** DIRECTIONS FOR THIS TASK **
Can you find the lines of the listing that include "transition" and copy every one?

======== INFORMATION SUPPLIED ========

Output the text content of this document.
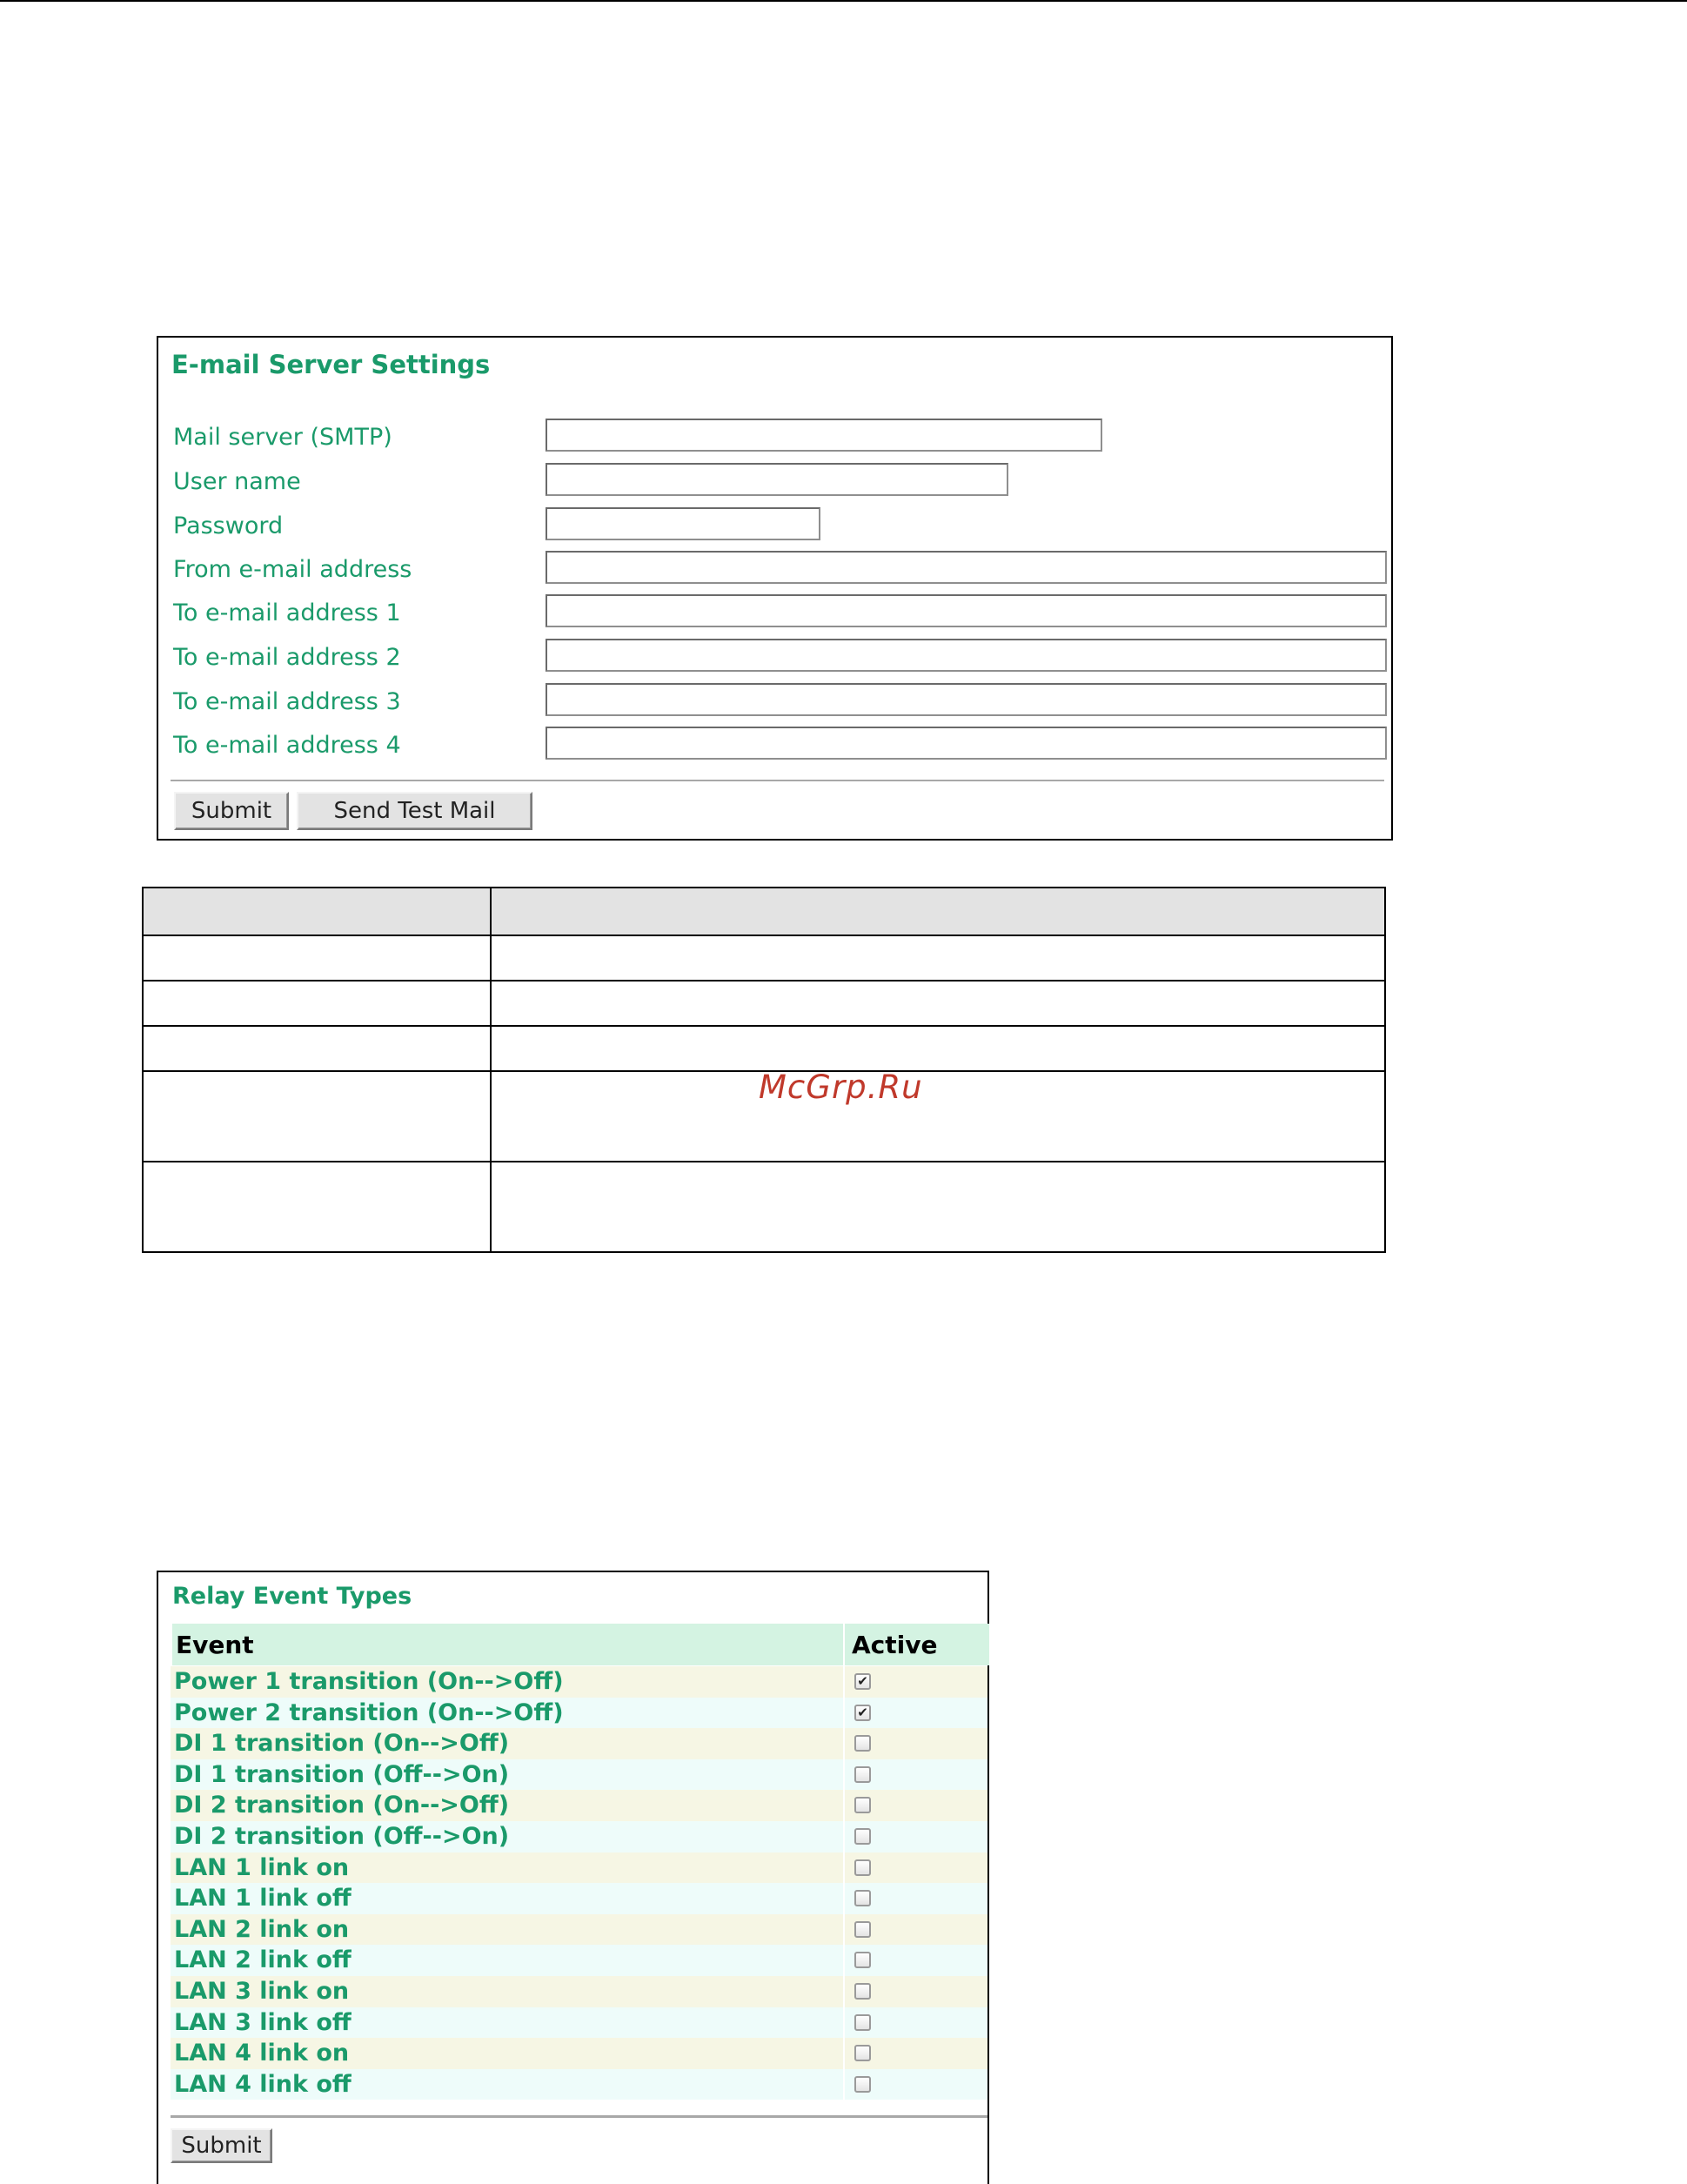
E-mail Server Settings
Mail server (SMTP)
User name
Password
From e-mail address
To e-mail address 1
To e-mail address 2
To e-mail address 3
To e-mail address 4
Submit	Send Test Mail

McGrp.Ru
Relay Event Types
Event	Active
Power 1 transition (On-->Off)	✔
Power 2 transition (On-->Off)	✔
DI 1 transition (On-->Off)
DI 1 transition (Off-->On)
DI 2 transition (On-->Off)
DI 2 transition (Off-->On)
LAN 1 link on
LAN 1 link off
LAN 2 link on
LAN 2 link off
LAN 3 link on
LAN 3 link off
LAN 4 link on
LAN 4 link off
Submit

========

** THE OUTPUT **
Power 1 transition (On-->Off)	✔
Power 2 transition (On-->Off)	✔
DI 1 transition (On-->Off)
DI 1 transition (Off-->On)
DI 2 transition (On-->Off)
DI 2 transition (Off-->On)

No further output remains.